__What the exercise asks__:
Could you pick up the forum thread on choosing an alfalfa variety and grass mix for horse hay, writing on from the point where it stops?

__Document passage__:
□ □ □ □ □ □ □

# Alfalfa variety to plant



## AQHACWBY (Feb 6, 2012)

I am in western wisconsin, medium clay soil.
What variety of alfalfa and grass seed is best for this area.
I use the hay for mostly horses.
I like a 70% alfalfa to 30% grass mix.
In the past I have seeded 15lbs alfalfa, 8 lbs orchard, 8 lbs timothy, 8lbs brome per acre.
I try to find a thinner stem alfalfa with quick recovery.
Cropland 640 has worked in the past, but has a thicker stem (slow dry time )
This year I want to add rye grass to the mix and take out the brome.
I have not had any luck finding any test plots in the area.
The cover crop will be oats and peas, taken off early as high moisture and wrapped for the cattle.


----------



## mncattle (Jul 23, 2010)

□ □ □ □ □ □ □

__Data excerpt__:

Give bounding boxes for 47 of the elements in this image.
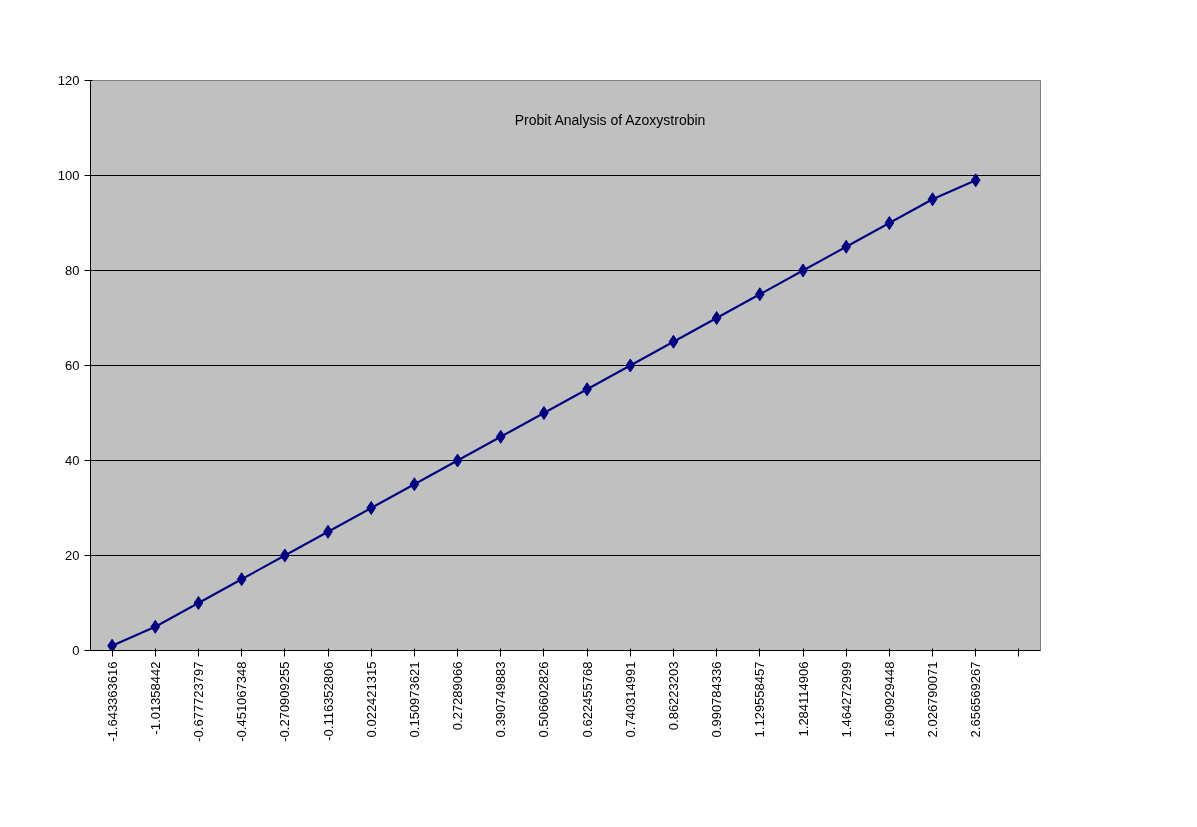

□ □ □ □ □ □ □

__Task result__:
Well I really like the WL brand for alfalfa. I have been planting the WL353LH variety and have been happy with that. I usually can get 4 cuttings a year offf it and it is fairly fine stemmed. The first cutting is the stemmiest and 4th cutting the finest stemmed. Hope that may help you. Another thing is I would think you can cut the grass seed in half and you would be happy with your stand and save money. I usually plant alfalfa at 10-12lbs and grasses at 3-5lbs.


----------



## rrg (Dec 1, 2011)

I have cropland mp1000 in our field. It yields great produces dairy quality hay if managed properly. I am looking at tearing it up this fall, planting corn next year, and then the following year planting cropland legondairy. The legondairy has the finer stems that folks buying for horses tend to prefer. We do sell to some horse folks and they balk at the corser stems from the mp1000 sometimes. I'd go for the legondairy or rebound 6.0. Just my two cents worth.
Ryan


----------



## AQHACWBY (Feb 6, 2012)

Thank you MNcattle and rrg.
Cropland rebound is $271 a bag here. kinda high.
WL353LH is at $200 a bag , has a fine stem,fast recovery and restistant to alot of bugs.
Empire II looks good to.
Don't know what Legondairy is going for a bag. Will find out on Monday.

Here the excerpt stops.